- _INPUT DATA_
** Begin **
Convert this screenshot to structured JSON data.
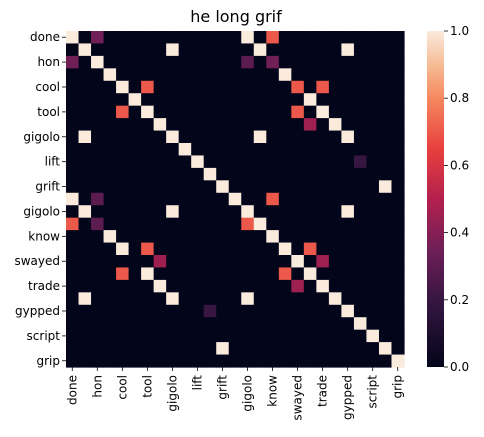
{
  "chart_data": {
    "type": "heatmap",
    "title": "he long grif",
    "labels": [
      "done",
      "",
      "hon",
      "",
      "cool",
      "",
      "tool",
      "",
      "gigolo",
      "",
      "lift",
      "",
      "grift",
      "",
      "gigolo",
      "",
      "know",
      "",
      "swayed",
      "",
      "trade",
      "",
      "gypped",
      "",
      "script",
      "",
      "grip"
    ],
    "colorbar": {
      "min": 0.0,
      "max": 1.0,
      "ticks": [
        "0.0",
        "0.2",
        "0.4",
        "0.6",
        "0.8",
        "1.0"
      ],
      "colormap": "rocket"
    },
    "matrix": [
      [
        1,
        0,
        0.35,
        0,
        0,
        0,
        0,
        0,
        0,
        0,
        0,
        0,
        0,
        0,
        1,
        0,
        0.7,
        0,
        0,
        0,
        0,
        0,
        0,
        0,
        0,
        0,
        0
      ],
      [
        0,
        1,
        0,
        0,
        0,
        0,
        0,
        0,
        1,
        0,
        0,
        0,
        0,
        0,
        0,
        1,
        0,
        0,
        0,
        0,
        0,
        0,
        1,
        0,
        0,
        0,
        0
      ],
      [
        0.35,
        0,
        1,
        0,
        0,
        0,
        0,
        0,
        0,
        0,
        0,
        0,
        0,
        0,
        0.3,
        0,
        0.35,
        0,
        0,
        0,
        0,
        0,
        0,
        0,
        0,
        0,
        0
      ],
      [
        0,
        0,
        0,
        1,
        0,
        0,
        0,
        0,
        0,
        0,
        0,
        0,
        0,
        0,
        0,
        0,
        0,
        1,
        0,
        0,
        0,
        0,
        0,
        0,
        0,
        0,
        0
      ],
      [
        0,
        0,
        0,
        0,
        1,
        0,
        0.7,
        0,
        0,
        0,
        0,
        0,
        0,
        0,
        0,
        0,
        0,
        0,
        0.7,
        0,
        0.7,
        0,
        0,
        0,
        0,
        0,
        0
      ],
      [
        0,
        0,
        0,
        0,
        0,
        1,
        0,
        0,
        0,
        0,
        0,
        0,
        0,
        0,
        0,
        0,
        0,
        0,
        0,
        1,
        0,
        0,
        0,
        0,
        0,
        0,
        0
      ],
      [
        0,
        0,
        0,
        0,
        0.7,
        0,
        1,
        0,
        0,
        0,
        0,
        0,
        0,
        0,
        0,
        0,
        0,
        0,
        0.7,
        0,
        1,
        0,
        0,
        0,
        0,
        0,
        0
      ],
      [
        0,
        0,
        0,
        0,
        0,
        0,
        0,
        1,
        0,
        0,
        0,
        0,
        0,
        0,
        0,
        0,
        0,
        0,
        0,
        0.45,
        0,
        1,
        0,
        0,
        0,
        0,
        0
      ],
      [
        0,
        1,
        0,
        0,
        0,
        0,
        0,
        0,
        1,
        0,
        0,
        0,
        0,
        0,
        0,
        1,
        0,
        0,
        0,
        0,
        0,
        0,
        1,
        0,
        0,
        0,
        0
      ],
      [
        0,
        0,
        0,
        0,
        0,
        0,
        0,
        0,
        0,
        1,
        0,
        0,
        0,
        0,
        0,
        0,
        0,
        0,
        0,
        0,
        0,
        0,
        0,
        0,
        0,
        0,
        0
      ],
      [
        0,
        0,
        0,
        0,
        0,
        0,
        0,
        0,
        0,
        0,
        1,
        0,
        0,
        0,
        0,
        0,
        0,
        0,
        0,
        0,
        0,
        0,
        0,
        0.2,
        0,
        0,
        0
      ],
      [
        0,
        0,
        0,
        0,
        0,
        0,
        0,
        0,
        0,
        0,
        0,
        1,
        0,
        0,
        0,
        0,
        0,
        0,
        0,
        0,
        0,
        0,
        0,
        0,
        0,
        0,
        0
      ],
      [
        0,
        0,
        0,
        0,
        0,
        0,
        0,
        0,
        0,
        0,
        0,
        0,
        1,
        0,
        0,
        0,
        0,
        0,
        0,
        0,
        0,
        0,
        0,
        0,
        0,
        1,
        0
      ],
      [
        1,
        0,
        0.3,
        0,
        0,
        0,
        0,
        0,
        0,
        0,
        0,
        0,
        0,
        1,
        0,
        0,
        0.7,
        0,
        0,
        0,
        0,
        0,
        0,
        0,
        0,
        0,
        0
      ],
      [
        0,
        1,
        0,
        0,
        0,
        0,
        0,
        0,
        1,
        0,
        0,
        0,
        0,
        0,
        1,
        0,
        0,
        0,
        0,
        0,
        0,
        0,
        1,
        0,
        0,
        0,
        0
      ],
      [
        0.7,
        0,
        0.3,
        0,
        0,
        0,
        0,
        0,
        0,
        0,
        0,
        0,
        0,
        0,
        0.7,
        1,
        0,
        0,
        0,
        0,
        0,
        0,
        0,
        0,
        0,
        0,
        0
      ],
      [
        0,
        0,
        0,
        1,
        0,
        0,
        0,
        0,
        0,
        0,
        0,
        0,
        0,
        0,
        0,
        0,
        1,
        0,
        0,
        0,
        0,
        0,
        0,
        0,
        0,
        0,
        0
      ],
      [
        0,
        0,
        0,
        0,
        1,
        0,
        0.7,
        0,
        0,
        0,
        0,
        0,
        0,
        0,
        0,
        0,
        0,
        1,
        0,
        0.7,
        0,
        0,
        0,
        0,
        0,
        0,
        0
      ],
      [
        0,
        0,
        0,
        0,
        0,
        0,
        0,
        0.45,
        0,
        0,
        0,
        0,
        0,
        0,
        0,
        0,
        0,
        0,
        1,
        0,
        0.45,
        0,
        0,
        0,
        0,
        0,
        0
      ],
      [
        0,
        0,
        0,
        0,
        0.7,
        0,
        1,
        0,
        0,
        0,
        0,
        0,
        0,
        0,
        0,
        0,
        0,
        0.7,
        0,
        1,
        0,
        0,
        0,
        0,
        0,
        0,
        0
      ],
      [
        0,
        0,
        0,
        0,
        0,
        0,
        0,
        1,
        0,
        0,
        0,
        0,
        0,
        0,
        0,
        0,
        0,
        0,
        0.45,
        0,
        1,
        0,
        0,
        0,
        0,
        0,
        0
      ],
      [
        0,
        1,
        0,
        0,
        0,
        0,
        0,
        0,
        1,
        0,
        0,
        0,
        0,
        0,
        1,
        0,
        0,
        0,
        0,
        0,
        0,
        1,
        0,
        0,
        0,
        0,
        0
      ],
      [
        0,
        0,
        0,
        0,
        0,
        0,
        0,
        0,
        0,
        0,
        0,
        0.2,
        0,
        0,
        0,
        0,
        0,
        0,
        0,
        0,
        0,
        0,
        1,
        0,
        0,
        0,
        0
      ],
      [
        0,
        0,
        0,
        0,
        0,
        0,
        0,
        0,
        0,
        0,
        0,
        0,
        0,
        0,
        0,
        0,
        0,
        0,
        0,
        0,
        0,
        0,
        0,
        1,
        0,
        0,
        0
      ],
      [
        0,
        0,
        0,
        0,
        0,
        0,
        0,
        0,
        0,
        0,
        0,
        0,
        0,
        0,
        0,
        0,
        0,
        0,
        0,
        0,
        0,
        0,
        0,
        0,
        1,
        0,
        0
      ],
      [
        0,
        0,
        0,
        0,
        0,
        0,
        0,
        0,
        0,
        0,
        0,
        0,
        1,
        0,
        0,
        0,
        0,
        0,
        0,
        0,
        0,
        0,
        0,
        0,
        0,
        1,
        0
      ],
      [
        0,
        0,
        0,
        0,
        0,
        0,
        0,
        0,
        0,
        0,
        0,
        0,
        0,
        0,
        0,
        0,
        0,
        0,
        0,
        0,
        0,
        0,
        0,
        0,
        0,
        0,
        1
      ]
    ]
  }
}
** End **
- _WRITTEN PROBLEM_
Copy the material above exactly and drop the pictures.

- _ANSWER TO THIS EXERCISE_
Convert this screenshot to structured JSON data.
{
  "chart_data": {
    "type": "heatmap",
    "title": "he long grif",
    "labels": [
      "done",
      "",
      "hon",
      "",
      "cool",
      "",
      "tool",
      "",
      "gigolo",
      "",
      "lift",
      "",
      "grift",
      "",
      "gigolo",
      "",
      "know",
      "",
      "swayed",
      "",
      "trade",
      "",
      "gypped",
      "",
      "script",
      "",
      "grip"
    ],
    "colorbar": {
      "min": 0.0,
      "max": 1.0,
      "ticks": [
        "0.0",
        "0.2",
        "0.4",
        "0.6",
        "0.8",
        "1.0"
      ],
      "colormap": "rocket"
    },
    "matrix": [
      [
        1,
        0,
        0.35,
        0,
        0,
        0,
        0,
        0,
        0,
        0,
        0,
        0,
        0,
        0,
        1,
        0,
        0.7,
        0,
        0,
        0,
        0,
        0,
        0,
        0,
        0,
        0,
        0
      ],
      [
        0,
        1,
        0,
        0,
        0,
        0,
        0,
        0,
        1,
        0,
        0,
        0,
        0,
        0,
        0,
        1,
        0,
        0,
        0,
        0,
        0,
        0,
        1,
        0,
        0,
        0,
        0
      ],
      [
        0.35,
        0,
        1,
        0,
        0,
        0,
        0,
        0,
        0,
        0,
        0,
        0,
        0,
        0,
        0.3,
        0,
        0.35,
        0,
        0,
        0,
        0,
        0,
        0,
        0,
        0,
        0,
        0
      ],
      [
        0,
        0,
        0,
        1,
        0,
        0,
        0,
        0,
        0,
        0,
        0,
        0,
        0,
        0,
        0,
        0,
        0,
        1,
        0,
        0,
        0,
        0,
        0,
        0,
        0,
        0,
        0
      ],
      [
        0,
        0,
        0,
        0,
        1,
        0,
        0.7,
        0,
        0,
        0,
        0,
        0,
        0,
        0,
        0,
        0,
        0,
        0,
        0.7,
        0,
        0.7,
        0,
        0,
        0,
        0,
        0,
        0
      ],
      [
        0,
        0,
        0,
        0,
        0,
        1,
        0,
        0,
        0,
        0,
        0,
        0,
        0,
        0,
        0,
        0,
        0,
        0,
        0,
        1,
        0,
        0,
        0,
        0,
        0,
        0,
        0
      ],
      [
        0,
        0,
        0,
        0,
        0.7,
        0,
        1,
        0,
        0,
        0,
        0,
        0,
        0,
        0,
        0,
        0,
        0,
        0,
        0.7,
        0,
        1,
        0,
        0,
        0,
        0,
        0,
        0
      ],
      [
        0,
        0,
        0,
        0,
        0,
        0,
        0,
        1,
        0,
        0,
        0,
        0,
        0,
        0,
        0,
        0,
        0,
        0,
        0,
        0.45,
        0,
        1,
        0,
        0,
        0,
        0,
        0
      ],
      [
        0,
        1,
        0,
        0,
        0,
        0,
        0,
        0,
        1,
        0,
        0,
        0,
        0,
        0,
        0,
        1,
        0,
        0,
        0,
        0,
        0,
        0,
        1,
        0,
        0,
        0,
        0
      ],
      [
        0,
        0,
        0,
        0,
        0,
        0,
        0,
        0,
        0,
        1,
        0,
        0,
        0,
        0,
        0,
        0,
        0,
        0,
        0,
        0,
        0,
        0,
        0,
        0,
        0,
        0,
        0
      ],
      [
        0,
        0,
        0,
        0,
        0,
        0,
        0,
        0,
        0,
        0,
        1,
        0,
        0,
        0,
        0,
        0,
        0,
        0,
        0,
        0,
        0,
        0,
        0,
        0.2,
        0,
        0,
        0
      ],
      [
        0,
        0,
        0,
        0,
        0,
        0,
        0,
        0,
        0,
        0,
        0,
        1,
        0,
        0,
        0,
        0,
        0,
        0,
        0,
        0,
        0,
        0,
        0,
        0,
        0,
        0,
        0
      ],
      [
        0,
        0,
        0,
        0,
        0,
        0,
        0,
        0,
        0,
        0,
        0,
        0,
        1,
        0,
        0,
        0,
        0,
        0,
        0,
        0,
        0,
        0,
        0,
        0,
        0,
        1,
        0
      ],
      [
        1,
        0,
        0.3,
        0,
        0,
        0,
        0,
        0,
        0,
        0,
        0,
        0,
        0,
        1,
        0,
        0,
        0.7,
        0,
        0,
        0,
        0,
        0,
        0,
        0,
        0,
        0,
        0
      ],
      [
        0,
        1,
        0,
        0,
        0,
        0,
        0,
        0,
        1,
        0,
        0,
        0,
        0,
        0,
        1,
        0,
        0,
        0,
        0,
        0,
        0,
        0,
        1,
        0,
        0,
        0,
        0
      ],
      [
        0.7,
        0,
        0.3,
        0,
        0,
        0,
        0,
        0,
        0,
        0,
        0,
        0,
        0,
        0,
        0.7,
        1,
        0,
        0,
        0,
        0,
        0,
        0,
        0,
        0,
        0,
        0,
        0
      ],
      [
        0,
        0,
        0,
        1,
        0,
        0,
        0,
        0,
        0,
        0,
        0,
        0,
        0,
        0,
        0,
        0,
        1,
        0,
        0,
        0,
        0,
        0,
        0,
        0,
        0,
        0,
        0
      ],
      [
        0,
        0,
        0,
        0,
        1,
        0,
        0.7,
        0,
        0,
        0,
        0,
        0,
        0,
        0,
        0,
        0,
        0,
        1,
        0,
        0.7,
        0,
        0,
        0,
        0,
        0,
        0,
        0
      ],
      [
        0,
        0,
        0,
        0,
        0,
        0,
        0,
        0.45,
        0,
        0,
        0,
        0,
        0,
        0,
        0,
        0,
        0,
        0,
        1,
        0,
        0.45,
        0,
        0,
        0,
        0,
        0,
        0
      ],
      [
        0,
        0,
        0,
        0,
        0.7,
        0,
        1,
        0,
        0,
        0,
        0,
        0,
        0,
        0,
        0,
        0,
        0,
        0.7,
        0,
        1,
        0,
        0,
        0,
        0,
        0,
        0,
        0
      ],
      [
        0,
        0,
        0,
        0,
        0,
        0,
        0,
        1,
        0,
        0,
        0,
        0,
        0,
        0,
        0,
        0,
        0,
        0,
        0.45,
        0,
        1,
        0,
        0,
        0,
        0,
        0,
        0
      ],
      [
        0,
        1,
        0,
        0,
        0,
        0,
        0,
        0,
        1,
        0,
        0,
        0,
        0,
        0,
        1,
        0,
        0,
        0,
        0,
        0,
        0,
        1,
        0,
        0,
        0,
        0,
        0
      ],
      [
        0,
        0,
        0,
        0,
        0,
        0,
        0,
        0,
        0,
        0,
        0,
        0.2,
        0,
        0,
        0,
        0,
        0,
        0,
        0,
        0,
        0,
        0,
        1,
        0,
        0,
        0,
        0
      ],
      [
        0,
        0,
        0,
        0,
        0,
        0,
        0,
        0,
        0,
        0,
        0,
        0,
        0,
        0,
        0,
        0,
        0,
        0,
        0,
        0,
        0,
        0,
        0,
        1,
        0,
        0,
        0
      ],
      [
        0,
        0,
        0,
        0,
        0,
        0,
        0,
        0,
        0,
        0,
        0,
        0,
        0,
        0,
        0,
        0,
        0,
        0,
        0,
        0,
        0,
        0,
        0,
        0,
        1,
        0,
        0
      ],
      [
        0,
        0,
        0,
        0,
        0,
        0,
        0,
        0,
        0,
        0,
        0,
        0,
        1,
        0,
        0,
        0,
        0,
        0,
        0,
        0,
        0,
        0,
        0,
        0,
        0,
        1,
        0
      ],
      [
        0,
        0,
        0,
        0,
        0,
        0,
        0,
        0,
        0,
        0,
        0,
        0,
        0,
        0,
        0,
        0,
        0,
        0,
        0,
        0,
        0,
        0,
        0,
        0,
        0,
        0,
        1
      ]
    ]
  }
}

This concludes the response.